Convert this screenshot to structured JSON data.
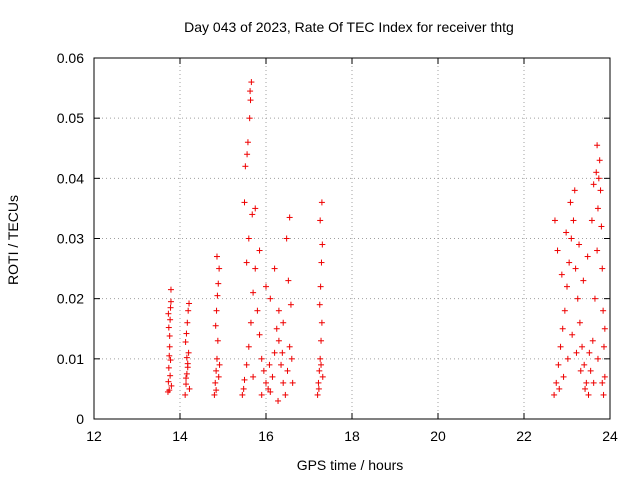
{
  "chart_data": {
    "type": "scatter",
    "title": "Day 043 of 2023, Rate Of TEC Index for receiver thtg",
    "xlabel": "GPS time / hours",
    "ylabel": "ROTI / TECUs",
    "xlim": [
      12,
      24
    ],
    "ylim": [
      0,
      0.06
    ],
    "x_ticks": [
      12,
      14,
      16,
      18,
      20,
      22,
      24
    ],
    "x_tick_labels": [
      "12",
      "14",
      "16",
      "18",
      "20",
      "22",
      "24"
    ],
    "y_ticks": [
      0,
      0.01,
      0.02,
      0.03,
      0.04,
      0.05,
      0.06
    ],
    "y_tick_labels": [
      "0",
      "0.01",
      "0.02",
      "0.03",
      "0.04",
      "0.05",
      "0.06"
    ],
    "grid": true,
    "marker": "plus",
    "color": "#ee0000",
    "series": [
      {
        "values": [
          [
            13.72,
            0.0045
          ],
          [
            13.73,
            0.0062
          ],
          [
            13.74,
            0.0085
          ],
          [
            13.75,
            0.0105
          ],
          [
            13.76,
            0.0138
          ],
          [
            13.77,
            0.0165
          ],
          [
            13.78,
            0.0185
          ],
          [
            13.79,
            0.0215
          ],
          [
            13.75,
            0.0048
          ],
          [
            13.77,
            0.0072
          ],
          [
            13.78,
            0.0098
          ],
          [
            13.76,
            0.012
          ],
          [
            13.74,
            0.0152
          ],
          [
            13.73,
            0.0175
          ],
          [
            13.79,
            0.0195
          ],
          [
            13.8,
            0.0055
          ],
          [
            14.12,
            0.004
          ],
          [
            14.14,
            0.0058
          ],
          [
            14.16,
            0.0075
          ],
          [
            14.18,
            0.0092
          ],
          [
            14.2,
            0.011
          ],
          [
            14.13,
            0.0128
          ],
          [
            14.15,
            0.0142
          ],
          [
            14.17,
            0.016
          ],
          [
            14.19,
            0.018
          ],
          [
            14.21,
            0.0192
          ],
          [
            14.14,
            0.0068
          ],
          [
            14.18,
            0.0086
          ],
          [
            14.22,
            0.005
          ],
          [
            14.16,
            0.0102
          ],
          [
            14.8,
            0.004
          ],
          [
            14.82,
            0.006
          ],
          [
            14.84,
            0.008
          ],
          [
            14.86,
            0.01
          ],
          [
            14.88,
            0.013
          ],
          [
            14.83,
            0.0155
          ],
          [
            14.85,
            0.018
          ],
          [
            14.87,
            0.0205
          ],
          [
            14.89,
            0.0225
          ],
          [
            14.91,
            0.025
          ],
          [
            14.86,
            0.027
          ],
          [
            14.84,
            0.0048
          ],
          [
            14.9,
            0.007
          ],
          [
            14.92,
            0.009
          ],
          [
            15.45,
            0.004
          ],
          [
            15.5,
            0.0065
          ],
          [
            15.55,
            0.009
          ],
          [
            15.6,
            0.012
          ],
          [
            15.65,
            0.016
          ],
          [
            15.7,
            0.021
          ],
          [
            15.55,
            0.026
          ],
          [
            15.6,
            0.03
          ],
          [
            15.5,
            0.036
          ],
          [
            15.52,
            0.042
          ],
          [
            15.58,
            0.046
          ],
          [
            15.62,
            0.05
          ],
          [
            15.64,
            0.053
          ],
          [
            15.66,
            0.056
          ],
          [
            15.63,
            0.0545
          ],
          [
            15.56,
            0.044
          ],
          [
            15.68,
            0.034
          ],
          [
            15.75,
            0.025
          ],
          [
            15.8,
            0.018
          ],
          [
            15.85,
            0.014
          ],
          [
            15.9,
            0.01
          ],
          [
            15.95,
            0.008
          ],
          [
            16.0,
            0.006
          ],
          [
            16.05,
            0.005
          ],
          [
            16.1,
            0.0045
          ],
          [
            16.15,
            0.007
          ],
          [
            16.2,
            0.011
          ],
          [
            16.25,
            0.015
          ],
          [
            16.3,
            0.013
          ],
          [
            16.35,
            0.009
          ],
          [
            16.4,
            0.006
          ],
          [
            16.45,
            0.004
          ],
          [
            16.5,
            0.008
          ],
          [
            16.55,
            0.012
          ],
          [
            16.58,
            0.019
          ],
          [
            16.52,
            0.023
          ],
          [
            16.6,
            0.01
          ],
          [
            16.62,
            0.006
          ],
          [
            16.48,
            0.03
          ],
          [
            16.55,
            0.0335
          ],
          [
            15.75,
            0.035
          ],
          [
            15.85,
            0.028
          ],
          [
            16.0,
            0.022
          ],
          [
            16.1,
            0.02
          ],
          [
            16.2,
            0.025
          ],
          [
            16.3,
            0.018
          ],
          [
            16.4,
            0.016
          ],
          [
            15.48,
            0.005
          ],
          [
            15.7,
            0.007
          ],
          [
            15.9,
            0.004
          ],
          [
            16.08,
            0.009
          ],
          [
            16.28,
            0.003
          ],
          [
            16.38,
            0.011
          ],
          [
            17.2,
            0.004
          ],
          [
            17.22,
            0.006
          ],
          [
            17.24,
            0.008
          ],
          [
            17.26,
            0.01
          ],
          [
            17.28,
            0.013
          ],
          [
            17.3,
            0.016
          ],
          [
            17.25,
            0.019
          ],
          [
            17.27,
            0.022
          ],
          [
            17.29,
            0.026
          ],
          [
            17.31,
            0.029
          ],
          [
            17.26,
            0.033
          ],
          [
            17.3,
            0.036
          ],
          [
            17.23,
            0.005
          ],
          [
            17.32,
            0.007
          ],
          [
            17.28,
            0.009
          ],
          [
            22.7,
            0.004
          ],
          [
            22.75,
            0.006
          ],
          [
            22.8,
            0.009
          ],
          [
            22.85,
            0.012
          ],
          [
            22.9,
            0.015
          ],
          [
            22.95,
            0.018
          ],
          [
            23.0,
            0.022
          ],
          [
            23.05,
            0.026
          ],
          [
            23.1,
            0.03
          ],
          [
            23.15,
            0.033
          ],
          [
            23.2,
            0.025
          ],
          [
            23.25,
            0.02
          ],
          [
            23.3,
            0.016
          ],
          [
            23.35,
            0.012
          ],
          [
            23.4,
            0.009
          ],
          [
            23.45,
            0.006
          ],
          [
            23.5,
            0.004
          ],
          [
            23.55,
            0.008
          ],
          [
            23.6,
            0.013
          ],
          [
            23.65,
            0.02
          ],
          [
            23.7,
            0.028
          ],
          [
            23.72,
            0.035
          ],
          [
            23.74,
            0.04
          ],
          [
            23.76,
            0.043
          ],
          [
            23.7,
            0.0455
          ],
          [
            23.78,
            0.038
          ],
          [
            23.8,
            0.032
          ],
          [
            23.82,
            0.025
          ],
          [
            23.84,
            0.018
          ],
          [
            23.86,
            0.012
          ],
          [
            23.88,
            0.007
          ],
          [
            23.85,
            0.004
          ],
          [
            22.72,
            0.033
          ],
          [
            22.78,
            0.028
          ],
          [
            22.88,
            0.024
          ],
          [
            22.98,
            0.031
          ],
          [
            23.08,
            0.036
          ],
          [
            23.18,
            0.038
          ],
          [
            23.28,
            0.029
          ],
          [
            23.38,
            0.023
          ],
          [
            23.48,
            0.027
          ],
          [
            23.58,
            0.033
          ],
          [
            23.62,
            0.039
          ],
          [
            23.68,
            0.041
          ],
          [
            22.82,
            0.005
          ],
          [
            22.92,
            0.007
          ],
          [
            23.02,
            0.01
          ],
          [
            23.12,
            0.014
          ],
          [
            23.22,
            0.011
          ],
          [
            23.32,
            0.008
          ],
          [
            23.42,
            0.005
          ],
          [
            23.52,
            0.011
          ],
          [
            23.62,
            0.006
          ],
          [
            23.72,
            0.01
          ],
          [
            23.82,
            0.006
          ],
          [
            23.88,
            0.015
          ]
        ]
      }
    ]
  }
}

● ● ●

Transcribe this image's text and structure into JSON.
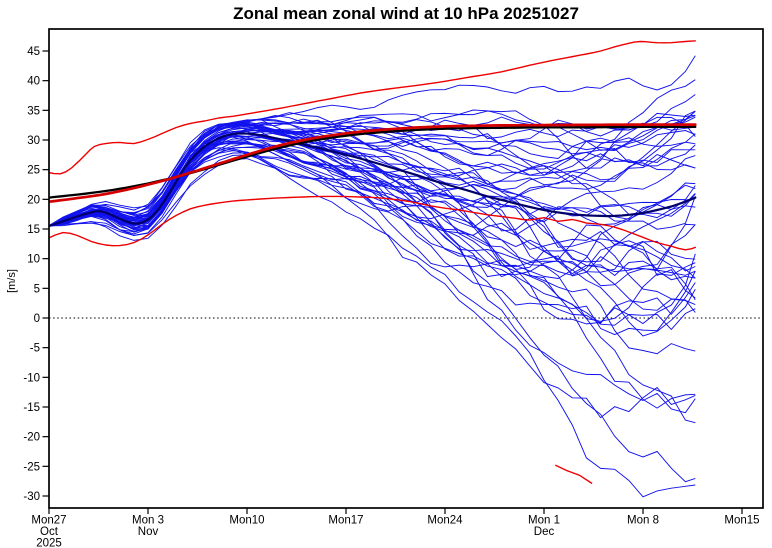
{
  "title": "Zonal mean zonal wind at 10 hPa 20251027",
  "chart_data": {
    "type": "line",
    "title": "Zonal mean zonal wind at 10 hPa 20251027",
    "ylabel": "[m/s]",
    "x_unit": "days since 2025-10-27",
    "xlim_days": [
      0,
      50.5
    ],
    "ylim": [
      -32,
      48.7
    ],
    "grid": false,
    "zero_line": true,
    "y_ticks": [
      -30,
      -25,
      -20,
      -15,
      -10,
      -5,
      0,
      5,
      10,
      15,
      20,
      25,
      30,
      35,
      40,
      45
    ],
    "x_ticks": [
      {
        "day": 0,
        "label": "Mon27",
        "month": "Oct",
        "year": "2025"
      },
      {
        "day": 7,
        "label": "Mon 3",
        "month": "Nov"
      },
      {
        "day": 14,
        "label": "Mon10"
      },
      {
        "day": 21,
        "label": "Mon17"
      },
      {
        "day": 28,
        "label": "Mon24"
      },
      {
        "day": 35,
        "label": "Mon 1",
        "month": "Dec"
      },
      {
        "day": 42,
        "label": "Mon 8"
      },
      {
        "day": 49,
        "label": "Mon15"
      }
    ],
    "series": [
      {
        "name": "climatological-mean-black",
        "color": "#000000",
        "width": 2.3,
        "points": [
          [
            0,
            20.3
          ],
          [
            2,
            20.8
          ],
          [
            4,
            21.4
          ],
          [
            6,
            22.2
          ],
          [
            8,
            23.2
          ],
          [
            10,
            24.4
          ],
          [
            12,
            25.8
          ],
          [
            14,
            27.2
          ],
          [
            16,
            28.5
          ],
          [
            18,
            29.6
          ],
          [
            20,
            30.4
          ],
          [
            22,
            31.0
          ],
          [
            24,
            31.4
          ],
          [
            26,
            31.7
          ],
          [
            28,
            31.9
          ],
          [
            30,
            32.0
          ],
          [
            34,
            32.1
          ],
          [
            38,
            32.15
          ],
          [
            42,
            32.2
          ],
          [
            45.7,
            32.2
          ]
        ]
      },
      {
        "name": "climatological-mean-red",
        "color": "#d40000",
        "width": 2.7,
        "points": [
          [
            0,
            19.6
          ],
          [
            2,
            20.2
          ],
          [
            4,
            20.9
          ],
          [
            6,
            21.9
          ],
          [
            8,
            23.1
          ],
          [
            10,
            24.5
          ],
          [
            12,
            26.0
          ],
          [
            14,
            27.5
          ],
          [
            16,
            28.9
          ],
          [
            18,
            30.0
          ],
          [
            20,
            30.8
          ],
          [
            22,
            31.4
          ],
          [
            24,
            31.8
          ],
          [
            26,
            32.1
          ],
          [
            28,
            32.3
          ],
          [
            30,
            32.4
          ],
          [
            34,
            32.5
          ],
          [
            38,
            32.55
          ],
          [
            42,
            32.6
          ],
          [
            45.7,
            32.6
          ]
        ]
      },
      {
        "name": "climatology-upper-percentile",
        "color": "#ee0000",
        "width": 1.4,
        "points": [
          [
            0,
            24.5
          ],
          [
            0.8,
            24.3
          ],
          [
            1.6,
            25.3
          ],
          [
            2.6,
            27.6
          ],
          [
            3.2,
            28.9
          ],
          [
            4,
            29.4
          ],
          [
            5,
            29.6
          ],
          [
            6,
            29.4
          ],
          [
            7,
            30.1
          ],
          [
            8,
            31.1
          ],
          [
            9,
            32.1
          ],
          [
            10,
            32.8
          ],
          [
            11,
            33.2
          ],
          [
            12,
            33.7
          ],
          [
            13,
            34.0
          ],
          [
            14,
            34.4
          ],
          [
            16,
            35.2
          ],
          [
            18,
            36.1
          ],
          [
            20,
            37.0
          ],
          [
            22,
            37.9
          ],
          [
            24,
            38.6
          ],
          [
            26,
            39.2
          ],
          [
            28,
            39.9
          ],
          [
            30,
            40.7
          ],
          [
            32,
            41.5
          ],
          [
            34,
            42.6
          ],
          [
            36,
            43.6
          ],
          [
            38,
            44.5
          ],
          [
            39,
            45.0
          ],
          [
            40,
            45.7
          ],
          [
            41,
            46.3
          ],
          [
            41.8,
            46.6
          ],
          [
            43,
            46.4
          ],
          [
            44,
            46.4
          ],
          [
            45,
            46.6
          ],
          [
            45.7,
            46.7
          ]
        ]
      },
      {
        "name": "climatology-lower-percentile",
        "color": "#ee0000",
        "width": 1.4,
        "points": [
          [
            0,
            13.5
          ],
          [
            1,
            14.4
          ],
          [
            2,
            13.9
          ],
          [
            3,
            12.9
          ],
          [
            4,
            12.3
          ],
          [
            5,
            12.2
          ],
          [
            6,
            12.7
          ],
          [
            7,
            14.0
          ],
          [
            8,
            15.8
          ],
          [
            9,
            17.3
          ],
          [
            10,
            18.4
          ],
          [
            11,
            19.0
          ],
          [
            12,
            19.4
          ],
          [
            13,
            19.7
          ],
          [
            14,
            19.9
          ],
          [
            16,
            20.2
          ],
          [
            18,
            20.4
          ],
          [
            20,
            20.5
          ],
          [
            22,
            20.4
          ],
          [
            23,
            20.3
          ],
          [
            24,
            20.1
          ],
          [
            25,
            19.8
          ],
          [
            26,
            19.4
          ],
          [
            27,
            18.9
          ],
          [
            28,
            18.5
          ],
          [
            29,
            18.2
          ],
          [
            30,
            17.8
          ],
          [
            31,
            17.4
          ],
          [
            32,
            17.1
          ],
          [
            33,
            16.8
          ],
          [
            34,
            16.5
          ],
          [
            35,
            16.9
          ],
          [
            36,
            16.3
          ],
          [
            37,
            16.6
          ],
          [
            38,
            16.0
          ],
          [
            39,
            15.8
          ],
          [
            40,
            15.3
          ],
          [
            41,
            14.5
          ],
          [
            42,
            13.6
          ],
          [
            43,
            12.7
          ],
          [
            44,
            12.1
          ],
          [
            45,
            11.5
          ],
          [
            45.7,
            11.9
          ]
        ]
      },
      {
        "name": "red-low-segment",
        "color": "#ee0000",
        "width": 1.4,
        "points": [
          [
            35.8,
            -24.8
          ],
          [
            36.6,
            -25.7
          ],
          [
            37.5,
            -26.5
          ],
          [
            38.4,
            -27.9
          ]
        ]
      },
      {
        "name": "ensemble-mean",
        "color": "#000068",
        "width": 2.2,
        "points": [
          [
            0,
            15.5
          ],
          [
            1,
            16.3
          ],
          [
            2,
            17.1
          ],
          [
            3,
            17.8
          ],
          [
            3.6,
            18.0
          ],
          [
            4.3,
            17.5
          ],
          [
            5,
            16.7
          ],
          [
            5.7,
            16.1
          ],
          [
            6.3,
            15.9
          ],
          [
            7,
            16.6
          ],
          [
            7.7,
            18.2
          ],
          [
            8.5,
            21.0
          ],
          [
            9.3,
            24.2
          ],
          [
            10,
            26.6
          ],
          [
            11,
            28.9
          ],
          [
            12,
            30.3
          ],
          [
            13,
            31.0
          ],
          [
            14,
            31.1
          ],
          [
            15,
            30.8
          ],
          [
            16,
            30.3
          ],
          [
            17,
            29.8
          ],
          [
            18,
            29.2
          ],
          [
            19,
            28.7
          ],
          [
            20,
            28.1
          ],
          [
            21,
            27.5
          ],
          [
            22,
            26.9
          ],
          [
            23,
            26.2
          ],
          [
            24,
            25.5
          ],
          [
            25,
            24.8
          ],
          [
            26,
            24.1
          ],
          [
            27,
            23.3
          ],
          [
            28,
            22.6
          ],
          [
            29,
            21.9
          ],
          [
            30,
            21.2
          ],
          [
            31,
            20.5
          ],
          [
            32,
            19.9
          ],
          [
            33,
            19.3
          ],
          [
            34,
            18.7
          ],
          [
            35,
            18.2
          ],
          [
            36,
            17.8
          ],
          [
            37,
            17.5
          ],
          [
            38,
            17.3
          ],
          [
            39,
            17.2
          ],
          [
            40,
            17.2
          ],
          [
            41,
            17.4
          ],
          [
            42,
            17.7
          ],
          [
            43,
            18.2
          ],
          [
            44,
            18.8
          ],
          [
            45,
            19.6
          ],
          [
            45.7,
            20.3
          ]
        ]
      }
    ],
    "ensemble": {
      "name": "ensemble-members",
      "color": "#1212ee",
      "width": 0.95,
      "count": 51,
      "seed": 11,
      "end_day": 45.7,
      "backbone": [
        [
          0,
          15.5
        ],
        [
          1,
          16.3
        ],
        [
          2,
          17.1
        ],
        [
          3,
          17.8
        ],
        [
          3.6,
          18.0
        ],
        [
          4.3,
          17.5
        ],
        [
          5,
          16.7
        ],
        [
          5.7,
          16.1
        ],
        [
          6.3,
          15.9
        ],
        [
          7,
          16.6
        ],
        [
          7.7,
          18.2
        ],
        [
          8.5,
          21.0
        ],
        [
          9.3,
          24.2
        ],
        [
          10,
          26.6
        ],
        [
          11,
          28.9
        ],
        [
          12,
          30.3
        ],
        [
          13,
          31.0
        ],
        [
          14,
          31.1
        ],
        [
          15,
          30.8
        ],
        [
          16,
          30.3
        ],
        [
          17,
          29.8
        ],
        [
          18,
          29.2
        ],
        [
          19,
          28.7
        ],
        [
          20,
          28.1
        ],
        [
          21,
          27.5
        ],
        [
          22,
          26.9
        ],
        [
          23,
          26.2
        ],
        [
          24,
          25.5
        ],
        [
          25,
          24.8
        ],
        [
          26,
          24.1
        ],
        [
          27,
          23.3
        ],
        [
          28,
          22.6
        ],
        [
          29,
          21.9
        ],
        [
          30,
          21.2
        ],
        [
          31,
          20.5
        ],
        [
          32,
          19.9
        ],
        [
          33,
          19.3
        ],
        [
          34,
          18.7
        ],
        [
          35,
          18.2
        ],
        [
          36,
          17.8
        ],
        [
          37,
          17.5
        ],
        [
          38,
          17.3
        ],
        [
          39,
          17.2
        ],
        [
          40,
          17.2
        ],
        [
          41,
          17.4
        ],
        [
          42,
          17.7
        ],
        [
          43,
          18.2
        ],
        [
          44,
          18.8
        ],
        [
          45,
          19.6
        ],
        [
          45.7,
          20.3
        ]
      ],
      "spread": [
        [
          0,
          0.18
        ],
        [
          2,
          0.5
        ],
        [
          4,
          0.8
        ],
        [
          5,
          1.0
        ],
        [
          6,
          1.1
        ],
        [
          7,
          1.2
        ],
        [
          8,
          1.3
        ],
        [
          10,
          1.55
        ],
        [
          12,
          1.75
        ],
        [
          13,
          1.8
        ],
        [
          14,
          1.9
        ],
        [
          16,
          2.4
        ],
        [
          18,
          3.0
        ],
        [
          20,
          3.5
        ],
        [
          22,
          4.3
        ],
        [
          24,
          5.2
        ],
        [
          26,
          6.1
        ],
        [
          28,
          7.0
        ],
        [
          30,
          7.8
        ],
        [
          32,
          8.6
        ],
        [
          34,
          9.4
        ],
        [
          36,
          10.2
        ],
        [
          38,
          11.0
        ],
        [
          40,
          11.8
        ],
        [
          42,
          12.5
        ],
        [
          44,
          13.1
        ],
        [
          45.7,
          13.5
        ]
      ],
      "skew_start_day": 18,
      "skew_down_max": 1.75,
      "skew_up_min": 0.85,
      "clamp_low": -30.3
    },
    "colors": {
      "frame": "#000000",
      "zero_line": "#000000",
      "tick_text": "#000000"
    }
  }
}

● ● ●

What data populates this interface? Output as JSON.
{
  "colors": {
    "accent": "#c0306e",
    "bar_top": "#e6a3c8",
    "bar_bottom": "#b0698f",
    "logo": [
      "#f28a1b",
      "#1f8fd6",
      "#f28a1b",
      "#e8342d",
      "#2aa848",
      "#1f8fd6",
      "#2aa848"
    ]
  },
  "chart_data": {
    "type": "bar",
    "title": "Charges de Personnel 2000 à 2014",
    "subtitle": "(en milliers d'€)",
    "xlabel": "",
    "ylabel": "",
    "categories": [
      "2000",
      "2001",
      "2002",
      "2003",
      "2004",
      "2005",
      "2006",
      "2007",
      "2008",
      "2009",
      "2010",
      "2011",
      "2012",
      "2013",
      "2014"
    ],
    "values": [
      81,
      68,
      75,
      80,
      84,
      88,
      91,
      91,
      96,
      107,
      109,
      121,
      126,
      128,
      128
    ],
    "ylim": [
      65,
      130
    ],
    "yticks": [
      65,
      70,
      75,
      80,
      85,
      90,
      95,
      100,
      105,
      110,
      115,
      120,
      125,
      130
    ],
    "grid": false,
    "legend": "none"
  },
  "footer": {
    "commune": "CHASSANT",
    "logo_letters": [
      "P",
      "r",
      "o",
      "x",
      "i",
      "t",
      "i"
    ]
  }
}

● ● ●

▶ [TASK DETAILS] Scan the material for lines with the word "climatology", and copy each line you find.

▶ [THE OUTPUT]
        "name": "climatology-upper-percentile",
        "name": "climatology-lower-percentile",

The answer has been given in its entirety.